(begin)

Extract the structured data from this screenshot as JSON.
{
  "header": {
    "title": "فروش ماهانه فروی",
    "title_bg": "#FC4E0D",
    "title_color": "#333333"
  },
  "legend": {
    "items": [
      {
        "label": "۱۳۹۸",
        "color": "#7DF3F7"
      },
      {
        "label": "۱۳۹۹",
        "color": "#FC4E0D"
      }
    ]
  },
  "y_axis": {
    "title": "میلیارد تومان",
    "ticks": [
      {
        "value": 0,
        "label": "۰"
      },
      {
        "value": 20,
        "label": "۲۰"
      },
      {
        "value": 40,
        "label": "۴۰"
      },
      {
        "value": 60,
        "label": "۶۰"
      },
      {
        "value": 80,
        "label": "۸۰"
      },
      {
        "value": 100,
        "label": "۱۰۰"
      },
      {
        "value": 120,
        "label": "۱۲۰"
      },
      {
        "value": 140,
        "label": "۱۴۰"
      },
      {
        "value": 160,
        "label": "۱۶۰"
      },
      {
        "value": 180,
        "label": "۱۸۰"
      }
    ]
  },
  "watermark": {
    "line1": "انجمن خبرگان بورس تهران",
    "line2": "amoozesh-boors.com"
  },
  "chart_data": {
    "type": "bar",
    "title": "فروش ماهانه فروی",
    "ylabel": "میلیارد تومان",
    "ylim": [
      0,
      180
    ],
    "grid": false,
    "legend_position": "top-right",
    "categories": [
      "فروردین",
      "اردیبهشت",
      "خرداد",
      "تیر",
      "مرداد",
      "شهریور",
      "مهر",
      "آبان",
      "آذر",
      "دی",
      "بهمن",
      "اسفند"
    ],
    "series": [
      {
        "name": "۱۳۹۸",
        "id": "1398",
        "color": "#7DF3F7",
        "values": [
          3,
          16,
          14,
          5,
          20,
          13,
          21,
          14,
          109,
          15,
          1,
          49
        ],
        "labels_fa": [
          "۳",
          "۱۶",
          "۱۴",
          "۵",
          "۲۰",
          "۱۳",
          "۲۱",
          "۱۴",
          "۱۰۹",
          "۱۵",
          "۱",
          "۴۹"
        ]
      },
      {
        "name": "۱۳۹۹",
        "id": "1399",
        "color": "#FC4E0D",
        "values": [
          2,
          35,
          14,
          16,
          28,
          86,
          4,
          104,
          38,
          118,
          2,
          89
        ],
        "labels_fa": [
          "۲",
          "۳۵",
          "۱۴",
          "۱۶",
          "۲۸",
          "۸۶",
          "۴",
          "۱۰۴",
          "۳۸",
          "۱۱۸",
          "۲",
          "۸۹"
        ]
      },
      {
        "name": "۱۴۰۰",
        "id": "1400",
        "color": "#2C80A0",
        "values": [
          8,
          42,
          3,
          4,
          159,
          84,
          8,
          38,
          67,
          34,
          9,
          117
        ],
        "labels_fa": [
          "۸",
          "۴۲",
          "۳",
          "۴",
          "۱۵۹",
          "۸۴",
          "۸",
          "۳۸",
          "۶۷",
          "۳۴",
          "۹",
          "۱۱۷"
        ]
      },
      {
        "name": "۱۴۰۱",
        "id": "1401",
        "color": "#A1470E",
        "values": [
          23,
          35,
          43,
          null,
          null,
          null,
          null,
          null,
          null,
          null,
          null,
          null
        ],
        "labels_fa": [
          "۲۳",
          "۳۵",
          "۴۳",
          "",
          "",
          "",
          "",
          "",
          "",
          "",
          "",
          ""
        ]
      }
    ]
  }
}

(end)

◆ **PROBLEM DESCRIPTION**
Please give back all of the records exactly as written.

◆ **COMPLETE RESPONSE**
Extract the structured data from this screenshot as JSON.
{
  "header": {
    "title": "فروش ماهانه فروی",
    "title_bg": "#FC4E0D",
    "title_color": "#333333"
  },
  "legend": {
    "items": [
      {
        "label": "۱۳۹۸",
        "color": "#7DF3F7"
      },
      {
        "label": "۱۳۹۹",
        "color": "#FC4E0D"
      }
    ]
  },
  "y_axis": {
    "title": "میلیارد تومان",
    "ticks": [
      {
        "value": 0,
        "label": "۰"
      },
      {
        "value": 20,
        "label": "۲۰"
      },
      {
        "value": 40,
        "label": "۴۰"
      },
      {
        "value": 60,
        "label": "۶۰"
      },
      {
        "value": 80,
        "label": "۸۰"
      },
      {
        "value": 100,
        "label": "۱۰۰"
      },
      {
        "value": 120,
        "label": "۱۲۰"
      },
      {
        "value": 140,
        "label": "۱۴۰"
      },
      {
        "value": 160,
        "label": "۱۶۰"
      },
      {
        "value": 180,
        "label": "۱۸۰"
      }
    ]
  },
  "watermark": {
    "line1": "انجمن خبرگان بورس تهران",
    "line2": "amoozesh-boors.com"
  },
  "chart_data": {
    "type": "bar",
    "title": "فروش ماهانه فروی",
    "ylabel": "میلیارد تومان",
    "ylim": [
      0,
      180
    ],
    "grid": false,
    "legend_position": "top-right",
    "categories": [
      "فروردین",
      "اردیبهشت",
      "خرداد",
      "تیر",
      "مرداد",
      "شهریور",
      "مهر",
      "آبان",
      "آذر",
      "دی",
      "بهمن",
      "اسفند"
    ],
    "series": [
      {
        "name": "۱۳۹۸",
        "id": "1398",
        "color": "#7DF3F7",
        "values": [
          3,
          16,
          14,
          5,
          20,
          13,
          21,
          14,
          109,
          15,
          1,
          49
        ],
        "labels_fa": [
          "۳",
          "۱۶",
          "۱۴",
          "۵",
          "۲۰",
          "۱۳",
          "۲۱",
          "۱۴",
          "۱۰۹",
          "۱۵",
          "۱",
          "۴۹"
        ]
      },
      {
        "name": "۱۳۹۹",
        "id": "1399",
        "color": "#FC4E0D",
        "values": [
          2,
          35,
          14,
          16,
          28,
          86,
          4,
          104,
          38,
          118,
          2,
          89
        ],
        "labels_fa": [
          "۲",
          "۳۵",
          "۱۴",
          "۱۶",
          "۲۸",
          "۸۶",
          "۴",
          "۱۰۴",
          "۳۸",
          "۱۱۸",
          "۲",
          "۸۹"
        ]
      },
      {
        "name": "۱۴۰۰",
        "id": "1400",
        "color": "#2C80A0",
        "values": [
          8,
          42,
          3,
          4,
          159,
          84,
          8,
          38,
          67,
          34,
          9,
          117
        ],
        "labels_fa": [
          "۸",
          "۴۲",
          "۳",
          "۴",
          "۱۵۹",
          "۸۴",
          "۸",
          "۳۸",
          "۶۷",
          "۳۴",
          "۹",
          "۱۱۷"
        ]
      },
      {
        "name": "۱۴۰۱",
        "id": "1401",
        "color": "#A1470E",
        "values": [
          23,
          35,
          43,
          null,
          null,
          null,
          null,
          null,
          null,
          null,
          null,
          null
        ],
        "labels_fa": [
          "۲۳",
          "۳۵",
          "۴۳",
          "",
          "",
          "",
          "",
          "",
          "",
          "",
          "",
          ""
        ]
      }
    ]
  }
}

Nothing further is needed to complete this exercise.